SUPPLIED MATERIAL:
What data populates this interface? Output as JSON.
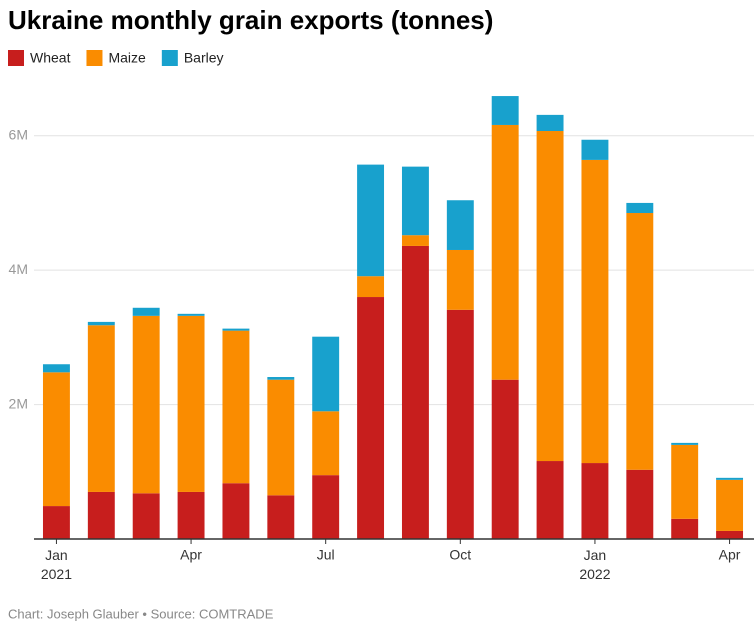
{
  "chart_data": {
    "type": "stacked_bar",
    "title": "Ukraine monthly grain exports (tonnes)",
    "source": "Chart: Joseph Glauber • Source: COMTRADE",
    "categories": [
      "Jan 2021",
      null,
      null,
      "Apr",
      null,
      null,
      "Jul",
      null,
      null,
      "Oct",
      null,
      null,
      "Jan 2022",
      null,
      null,
      "Apr"
    ],
    "series": [
      {
        "name": "Wheat",
        "color": "#c71e1d",
        "values": [
          490000,
          700000,
          680000,
          700000,
          830000,
          650000,
          950000,
          3600000,
          4360000,
          3410000,
          2370000,
          1160000,
          1130000,
          1030000,
          300000,
          120000
        ]
      },
      {
        "name": "Maize",
        "color": "#fa8c00",
        "values": [
          1990000,
          2480000,
          2640000,
          2620000,
          2270000,
          1720000,
          950000,
          310000,
          160000,
          890000,
          3790000,
          4910000,
          4510000,
          3820000,
          1100000,
          760000
        ]
      },
      {
        "name": "Barley",
        "color": "#18a1cd",
        "values": [
          120000,
          50000,
          120000,
          30000,
          30000,
          40000,
          1110000,
          1660000,
          1020000,
          740000,
          430000,
          240000,
          300000,
          150000,
          30000,
          30000
        ]
      }
    ],
    "ylim": [
      0,
      7000000
    ],
    "yticks": [
      {
        "value": 2000000,
        "label": "2M"
      },
      {
        "value": 4000000,
        "label": "4M"
      },
      {
        "value": 6000000,
        "label": "6M"
      }
    ],
    "grid": true,
    "legend": "top-left"
  }
}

CHALLENGE: Nothing in the entries should change as you copy them, except that the pictures are left out.

SOLUTION TO THIS TASK:
What data populates this interface? Output as JSON.
{
  "chart_data": {
    "type": "stacked_bar",
    "title": "Ukraine monthly grain exports (tonnes)",
    "source": "Chart: Joseph Glauber • Source: COMTRADE",
    "categories": [
      "Jan 2021",
      null,
      null,
      "Apr",
      null,
      null,
      "Jul",
      null,
      null,
      "Oct",
      null,
      null,
      "Jan 2022",
      null,
      null,
      "Apr"
    ],
    "series": [
      {
        "name": "Wheat",
        "color": "#c71e1d",
        "values": [
          490000,
          700000,
          680000,
          700000,
          830000,
          650000,
          950000,
          3600000,
          4360000,
          3410000,
          2370000,
          1160000,
          1130000,
          1030000,
          300000,
          120000
        ]
      },
      {
        "name": "Maize",
        "color": "#fa8c00",
        "values": [
          1990000,
          2480000,
          2640000,
          2620000,
          2270000,
          1720000,
          950000,
          310000,
          160000,
          890000,
          3790000,
          4910000,
          4510000,
          3820000,
          1100000,
          760000
        ]
      },
      {
        "name": "Barley",
        "color": "#18a1cd",
        "values": [
          120000,
          50000,
          120000,
          30000,
          30000,
          40000,
          1110000,
          1660000,
          1020000,
          740000,
          430000,
          240000,
          300000,
          150000,
          30000,
          30000
        ]
      }
    ],
    "ylim": [
      0,
      7000000
    ],
    "yticks": [
      {
        "value": 2000000,
        "label": "2M"
      },
      {
        "value": 4000000,
        "label": "4M"
      },
      {
        "value": 6000000,
        "label": "6M"
      }
    ],
    "grid": true,
    "legend": "top-left"
  }
}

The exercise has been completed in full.